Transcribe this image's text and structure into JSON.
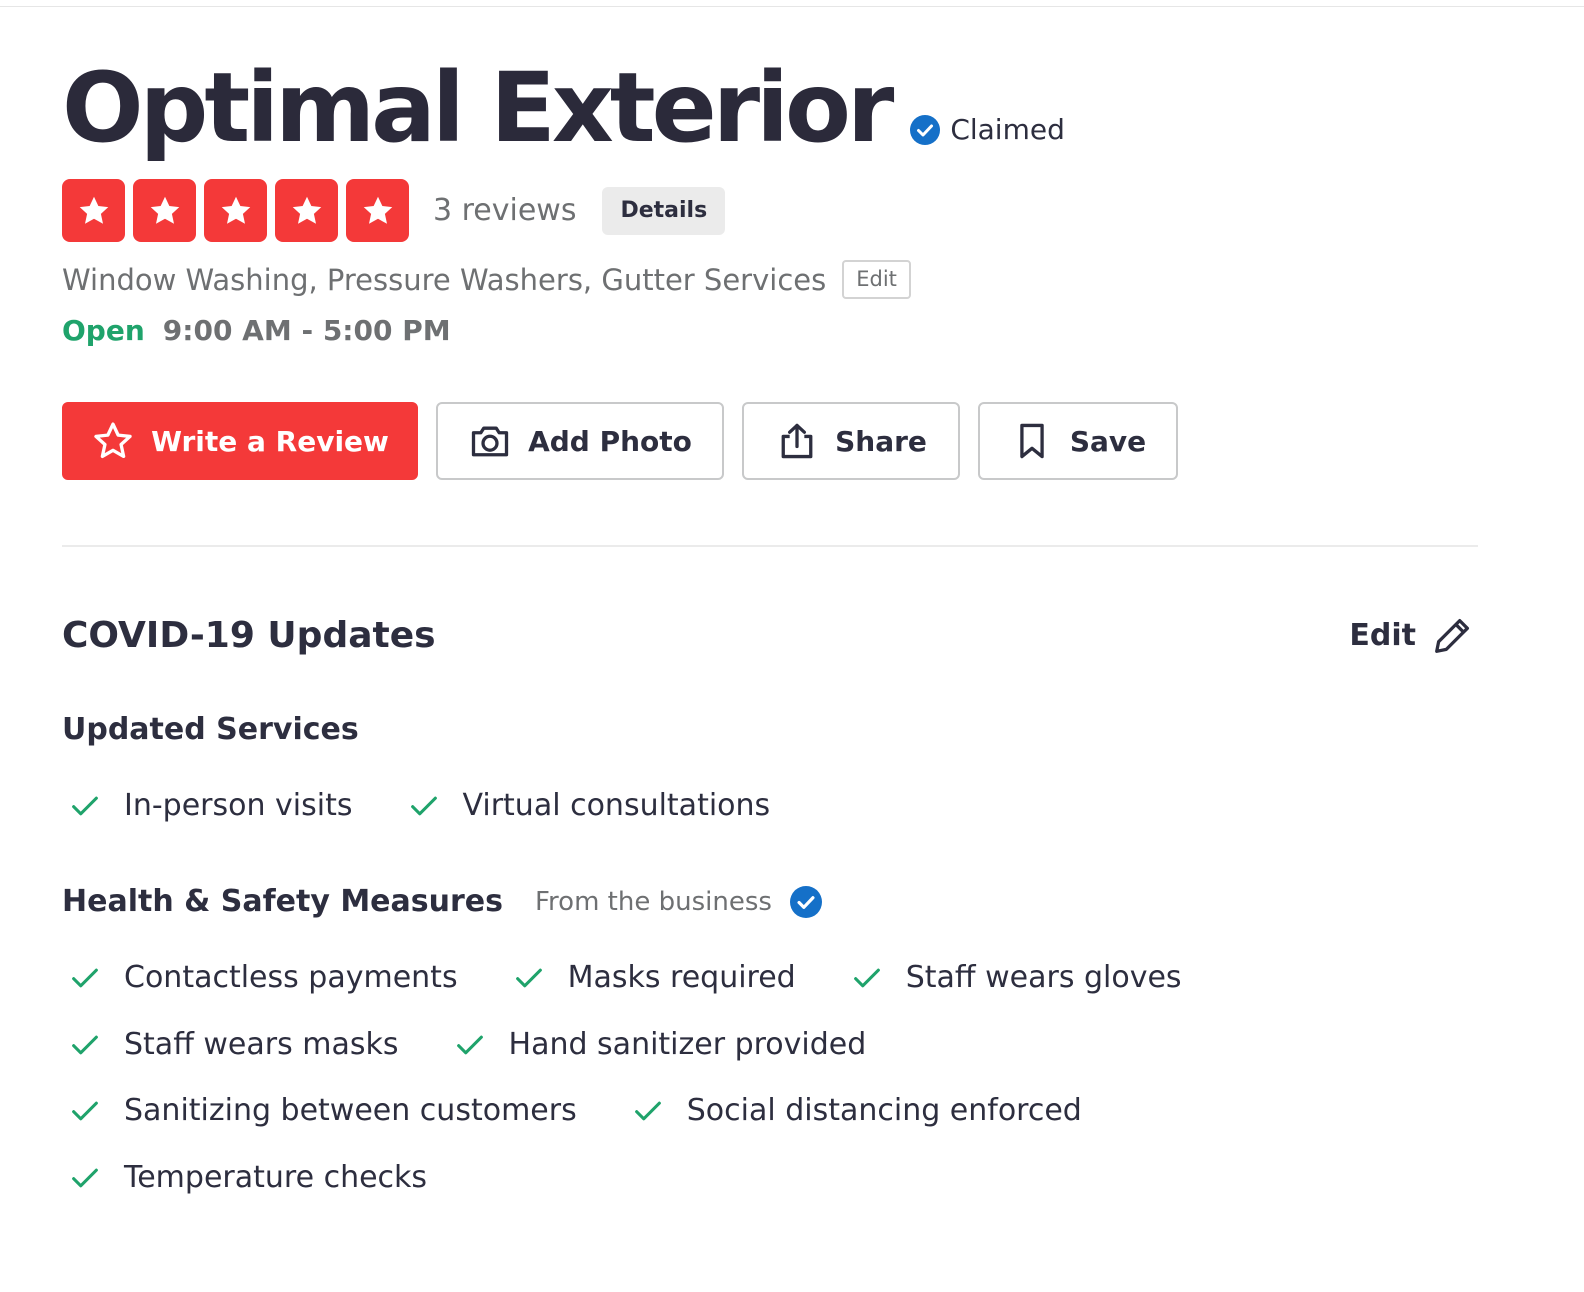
{
  "business": {
    "name": "Optimal Exterior",
    "claimed_label": "Claimed",
    "rating": 5,
    "rating_max": 5,
    "reviews_label": "3 reviews",
    "details_label": "Details",
    "categories": "Window Washing, Pressure Washers, Gutter Services",
    "categories_edit_label": "Edit",
    "open_status": "Open",
    "hours": "9:00 AM - 5:00 PM"
  },
  "actions": {
    "write_review": "Write a Review",
    "add_photo": "Add Photo",
    "share": "Share",
    "save": "Save"
  },
  "covid": {
    "title": "COVID-19 Updates",
    "edit_label": "Edit",
    "updated_services": {
      "heading": "Updated Services",
      "items": [
        "In-person visits",
        "Virtual consultations"
      ]
    },
    "health_safety": {
      "heading": "Health & Safety Measures",
      "source_label": "From the business",
      "rows": [
        [
          "Contactless payments",
          "Masks required",
          "Staff wears gloves"
        ],
        [
          "Staff wears masks",
          "Hand sanitizer provided"
        ],
        [
          "Sanitizing between customers",
          "Social distancing enforced"
        ],
        [
          "Temperature checks"
        ]
      ]
    }
  },
  "colors": {
    "brand_red": "#f43939",
    "open_green": "#1fa36b",
    "check_green": "#1fa36b",
    "verified_blue": "#1570c8",
    "text_dark": "#2d2e3f",
    "text_muted": "#6e7072"
  }
}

*****

Problem statement - Go through the records. Copy each line where "wears" appears.

The reply -
          "Staff wears gloves"
          "Staff wears masks",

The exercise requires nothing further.